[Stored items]
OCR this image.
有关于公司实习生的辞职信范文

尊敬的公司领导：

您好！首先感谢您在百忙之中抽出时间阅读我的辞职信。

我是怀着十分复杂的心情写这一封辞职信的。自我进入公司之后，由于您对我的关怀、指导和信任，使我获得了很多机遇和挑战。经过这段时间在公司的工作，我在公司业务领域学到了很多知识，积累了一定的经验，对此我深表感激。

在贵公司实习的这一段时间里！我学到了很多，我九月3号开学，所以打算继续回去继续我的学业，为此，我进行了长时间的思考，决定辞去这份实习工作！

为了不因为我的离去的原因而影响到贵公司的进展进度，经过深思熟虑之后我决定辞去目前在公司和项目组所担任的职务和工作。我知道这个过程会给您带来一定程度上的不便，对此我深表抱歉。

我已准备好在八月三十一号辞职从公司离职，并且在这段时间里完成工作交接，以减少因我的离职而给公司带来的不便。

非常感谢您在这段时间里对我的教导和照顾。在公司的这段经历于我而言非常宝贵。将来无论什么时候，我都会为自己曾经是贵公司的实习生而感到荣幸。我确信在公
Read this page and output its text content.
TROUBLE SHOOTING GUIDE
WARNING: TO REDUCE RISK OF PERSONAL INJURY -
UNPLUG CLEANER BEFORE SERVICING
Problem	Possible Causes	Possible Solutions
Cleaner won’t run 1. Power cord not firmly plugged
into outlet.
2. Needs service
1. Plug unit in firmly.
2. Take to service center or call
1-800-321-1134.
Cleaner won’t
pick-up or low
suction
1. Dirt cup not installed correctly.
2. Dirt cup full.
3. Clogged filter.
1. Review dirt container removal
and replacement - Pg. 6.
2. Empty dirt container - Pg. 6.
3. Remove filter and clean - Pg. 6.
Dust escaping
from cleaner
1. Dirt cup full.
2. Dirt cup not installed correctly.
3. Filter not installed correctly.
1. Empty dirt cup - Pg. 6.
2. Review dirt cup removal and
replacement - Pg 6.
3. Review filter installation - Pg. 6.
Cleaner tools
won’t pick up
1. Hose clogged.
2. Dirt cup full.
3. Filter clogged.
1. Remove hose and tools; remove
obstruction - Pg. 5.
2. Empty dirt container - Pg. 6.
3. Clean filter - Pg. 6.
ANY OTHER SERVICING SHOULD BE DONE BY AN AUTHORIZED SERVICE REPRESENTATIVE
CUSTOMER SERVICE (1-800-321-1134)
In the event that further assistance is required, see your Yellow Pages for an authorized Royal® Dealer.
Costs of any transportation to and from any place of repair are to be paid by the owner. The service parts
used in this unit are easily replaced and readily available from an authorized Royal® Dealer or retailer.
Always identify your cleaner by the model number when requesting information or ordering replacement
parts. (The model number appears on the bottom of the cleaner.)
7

- _Task to carry out_: Please repeat the material above, word for word and in full.

- _Exercise answer_:
OCR this image.
有关于公司实习生的辞职信范文

尊敬的公司领导：

您好！首先感谢您在百忙之中抽出时间阅读我的辞职信。

我是怀着十分复杂的心情写这一封辞职信的。自我进入公司之后，由于您对我的关怀、指导和信任，使我获得了很多机遇和挑战。经过这段时间在公司的工作，我在公司业务领域学到了很多知识，积累了一定的经验，对此我深表感激。

在贵公司实习的这一段时间里！我学到了很多，我九月3号开学，所以打算继续回去继续我的学业，为此，我进行了长时间的思考，决定辞去这份实习工作！

为了不因为我的离去的原因而影响到贵公司的进展进度，经过深思熟虑之后我决定辞去目前在公司和项目组所担任的职务和工作。我知道这个过程会给您带来一定程度上的不便，对此我深表抱歉。

我已准备好在八月三十一号辞职从公司离职，并且在这段时间里完成工作交接，以减少因我的离职而给公司带来的不便。

非常感谢您在这段时间里对我的教导和照顾。在公司的这段经历于我而言非常宝贵。将来无论什么时候，我都会为自己曾经是贵公司的实习生而感到荣幸。我确信在公
Read this page and output its text content.
TROUBLE SHOOTING GUIDE
WARNING: TO REDUCE RISK OF PERSONAL INJURY -
UNPLUG CLEANER BEFORE SERVICING
Problem	Possible Causes	Possible Solutions
Cleaner won’t run 1. Power cord not firmly plugged
into outlet.
2. Needs service
1. Plug unit in firmly.
2. Take to service center or call
1-800-321-1134.
Cleaner won’t
pick-up or low
suction
1. Dirt cup not installed correctly.
2. Dirt cup full.
3. Clogged filter.
1. Review dirt container removal
and replacement - Pg. 6.
2. Empty dirt container - Pg. 6.
3. Remove filter and clean - Pg. 6.
Dust escaping
from cleaner
1. Dirt cup full.
2. Dirt cup not installed correctly.
3. Filter not installed correctly.
1. Empty dirt cup - Pg. 6.
2. Review dirt cup removal and
replacement - Pg 6.
3. Review filter installation - Pg. 6.
Cleaner tools
won’t pick up
1. Hose clogged.
2. Dirt cup full.
3. Filter clogged.
1. Remove hose and tools; remove
obstruction - Pg. 5.
2. Empty dirt container - Pg. 6.
3. Clean filter - Pg. 6.
ANY OTHER SERVICING SHOULD BE DONE BY AN AUTHORIZED SERVICE REPRESENTATIVE
CUSTOMER SERVICE (1-800-321-1134)
In the event that further assistance is required, see your Yellow Pages for an authorized Royal® Dealer.
Costs of any transportation to and from any place of repair are to be paid by the owner. The service parts
used in this unit are easily replaced and readily available from an authorized Royal® Dealer or retailer.
Always identify your cleaner by the model number when requesting information or ordering replacement
parts. (The model number appears on the bottom of the cleaner.)
7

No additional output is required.